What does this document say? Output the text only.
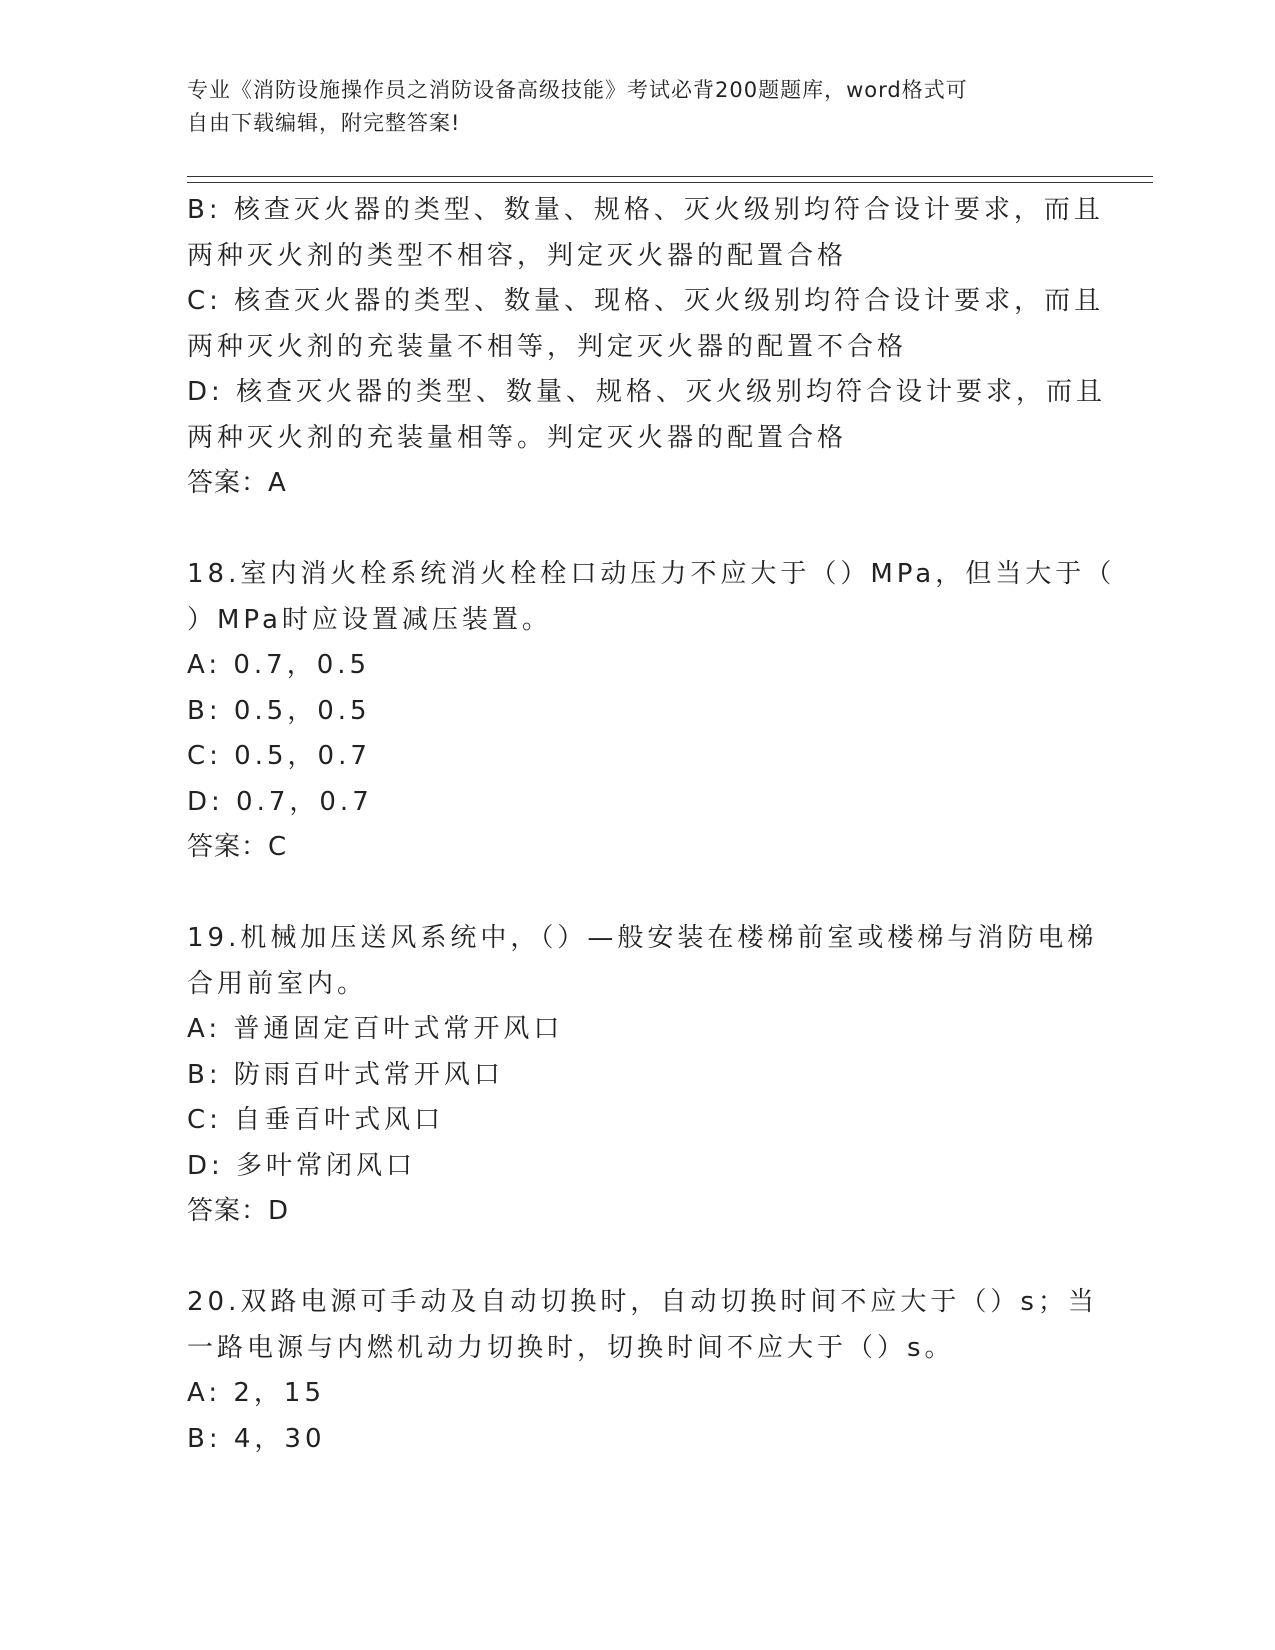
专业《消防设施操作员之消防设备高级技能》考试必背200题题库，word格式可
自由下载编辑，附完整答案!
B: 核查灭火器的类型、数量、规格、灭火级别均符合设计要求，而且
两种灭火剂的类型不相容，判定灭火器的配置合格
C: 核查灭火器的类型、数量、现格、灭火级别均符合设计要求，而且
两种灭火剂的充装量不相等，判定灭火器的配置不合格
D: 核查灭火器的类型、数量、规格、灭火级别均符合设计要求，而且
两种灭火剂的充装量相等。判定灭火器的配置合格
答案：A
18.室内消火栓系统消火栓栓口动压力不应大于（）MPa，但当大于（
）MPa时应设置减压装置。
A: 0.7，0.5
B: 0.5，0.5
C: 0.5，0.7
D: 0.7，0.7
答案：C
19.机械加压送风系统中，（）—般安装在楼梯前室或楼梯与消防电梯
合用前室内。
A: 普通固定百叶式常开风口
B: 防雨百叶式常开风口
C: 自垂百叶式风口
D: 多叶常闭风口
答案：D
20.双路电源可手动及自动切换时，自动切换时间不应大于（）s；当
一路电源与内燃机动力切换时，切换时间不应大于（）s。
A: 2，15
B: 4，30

--

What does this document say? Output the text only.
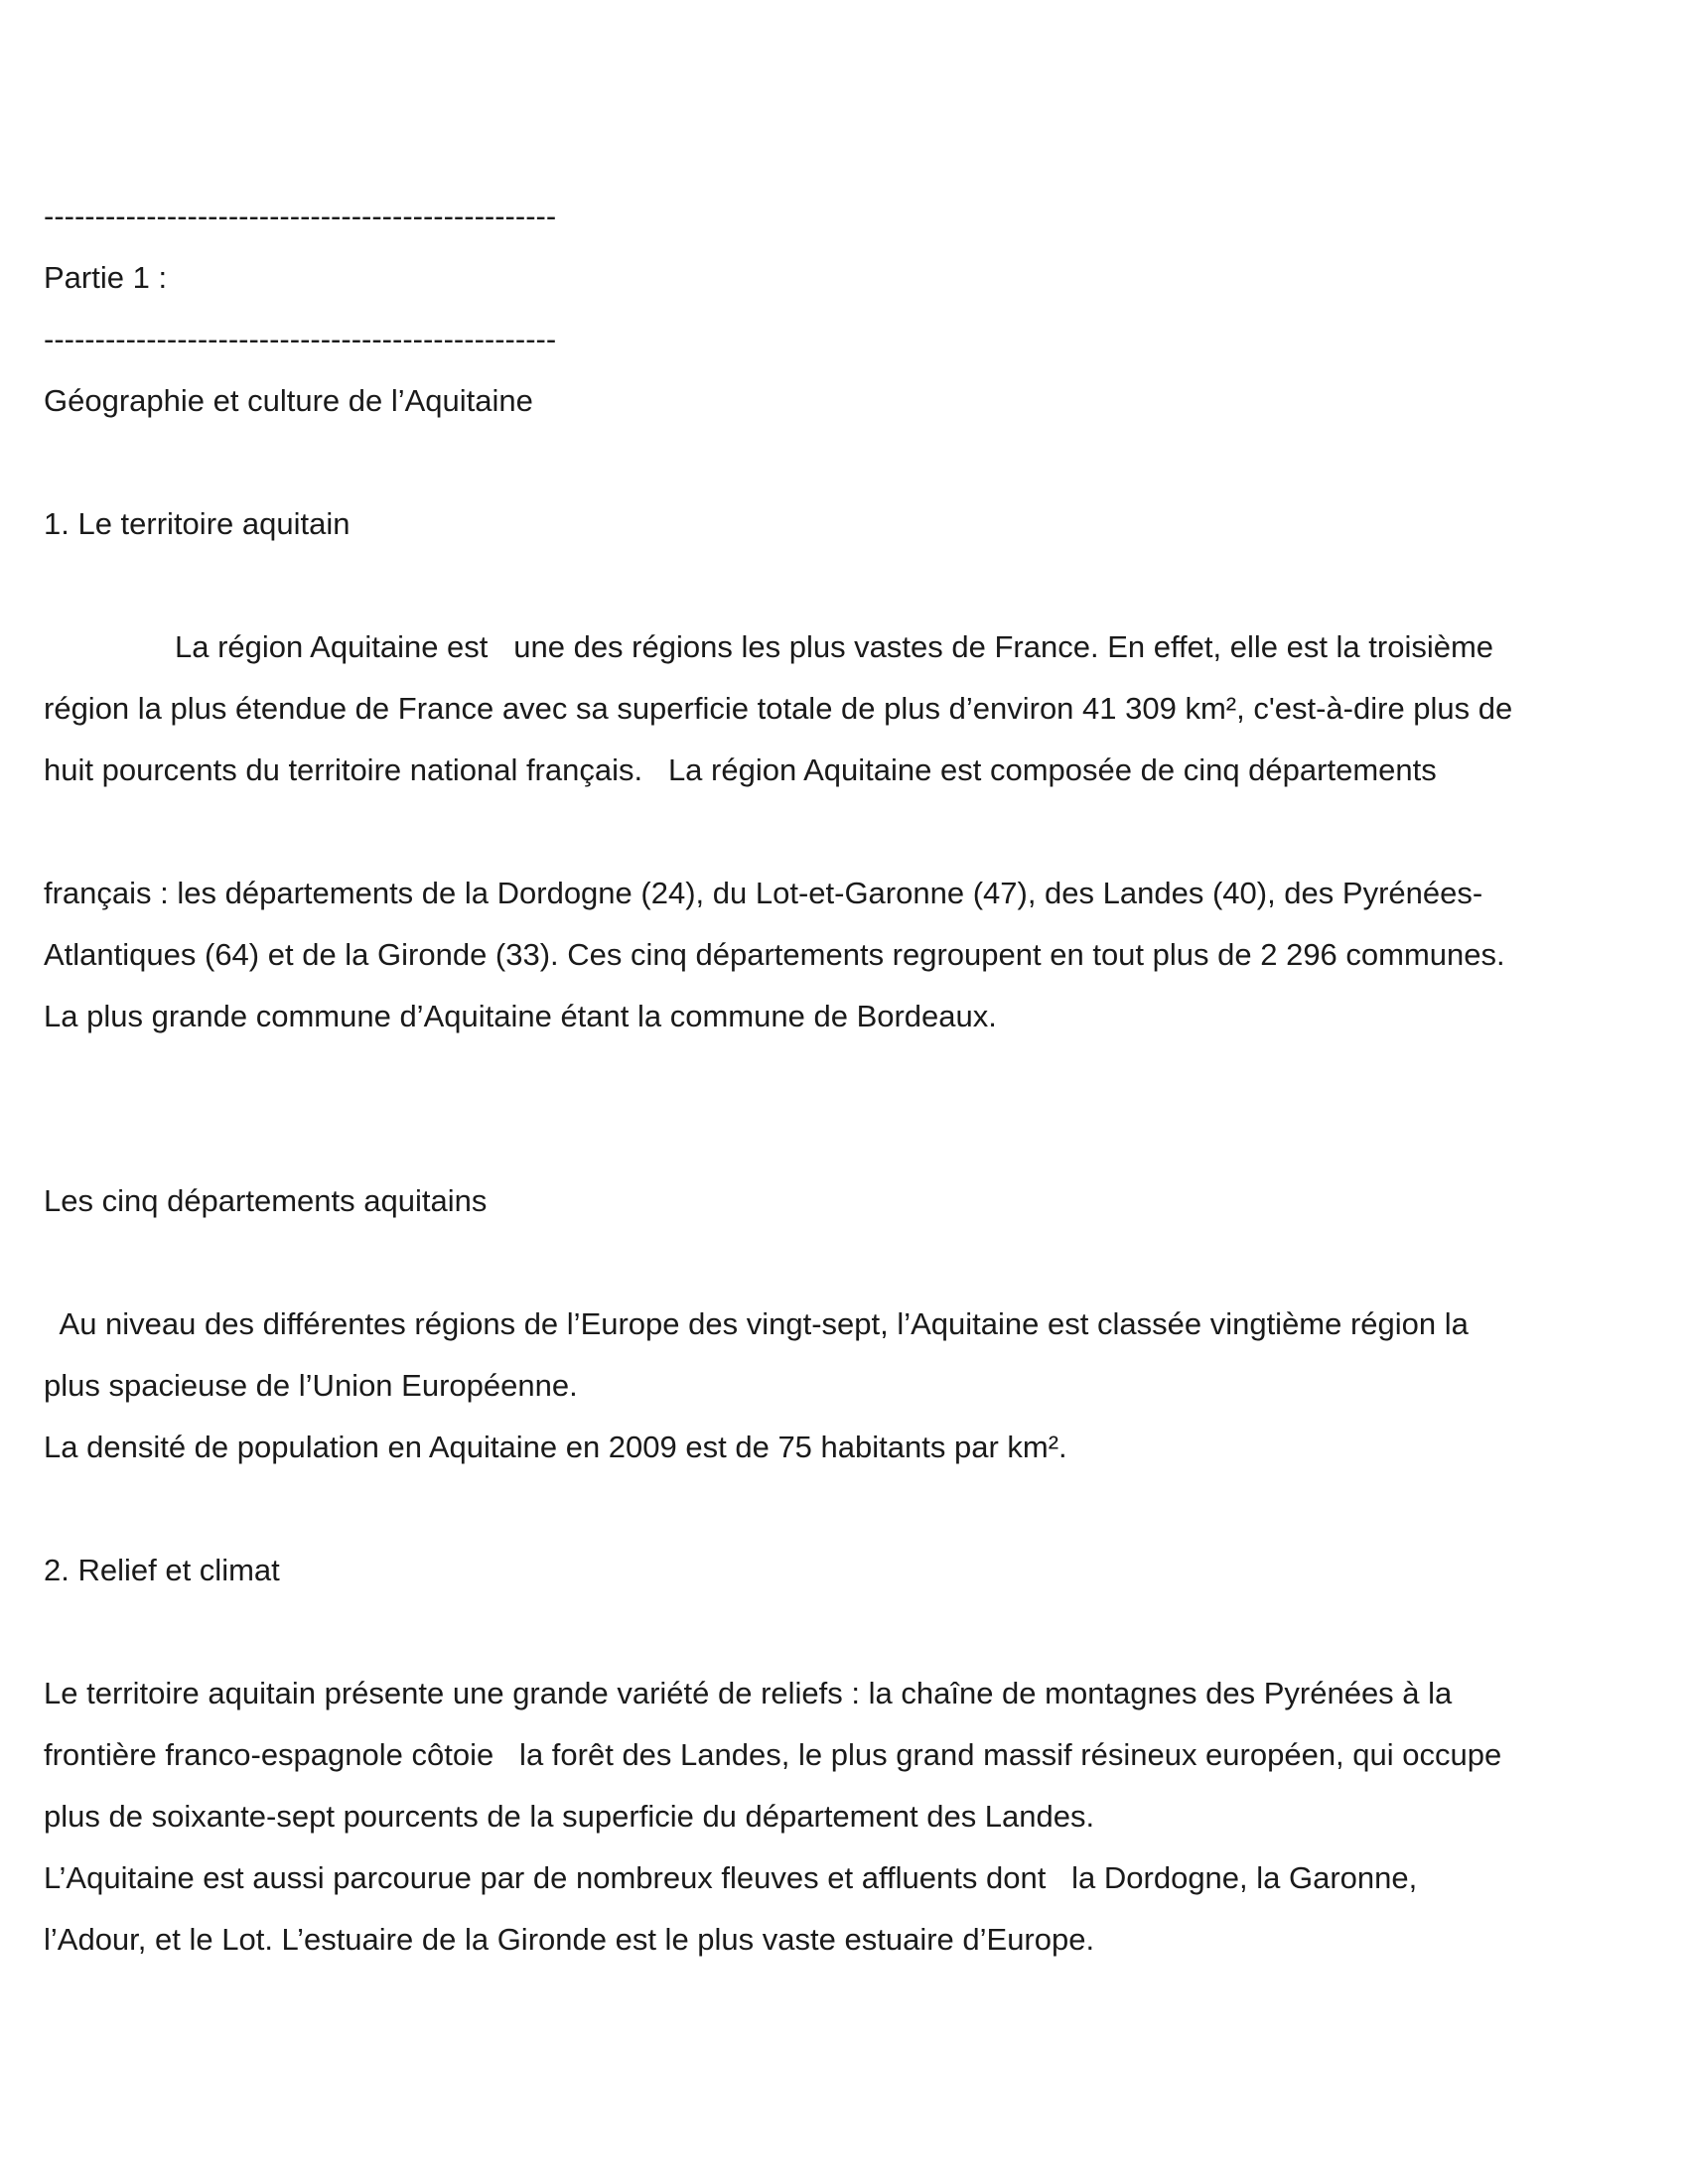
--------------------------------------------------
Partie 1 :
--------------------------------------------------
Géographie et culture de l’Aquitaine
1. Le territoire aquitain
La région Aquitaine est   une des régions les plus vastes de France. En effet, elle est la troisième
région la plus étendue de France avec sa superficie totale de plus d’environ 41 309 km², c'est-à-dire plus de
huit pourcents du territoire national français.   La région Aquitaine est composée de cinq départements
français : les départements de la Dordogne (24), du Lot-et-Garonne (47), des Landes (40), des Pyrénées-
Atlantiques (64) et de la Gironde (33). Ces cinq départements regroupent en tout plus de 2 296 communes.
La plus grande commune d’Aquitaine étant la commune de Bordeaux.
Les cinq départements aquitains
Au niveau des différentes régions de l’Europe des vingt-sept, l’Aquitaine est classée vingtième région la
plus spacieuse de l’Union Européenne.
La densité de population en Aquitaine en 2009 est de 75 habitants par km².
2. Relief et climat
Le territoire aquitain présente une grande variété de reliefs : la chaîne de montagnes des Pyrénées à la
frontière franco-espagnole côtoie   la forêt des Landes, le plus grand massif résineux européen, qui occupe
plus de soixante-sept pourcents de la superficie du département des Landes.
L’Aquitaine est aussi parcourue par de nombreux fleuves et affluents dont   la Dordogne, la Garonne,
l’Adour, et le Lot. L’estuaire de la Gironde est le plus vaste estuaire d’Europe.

__STATED PROBLEM__
Where a line holds "判定灭火器的配置合格", copy it out.

__THE RESULT__
两种灭火剂的类型不相容，判定灭火器的配置合格
两种灭火剂的充装量相等。判定灭火器的配置合格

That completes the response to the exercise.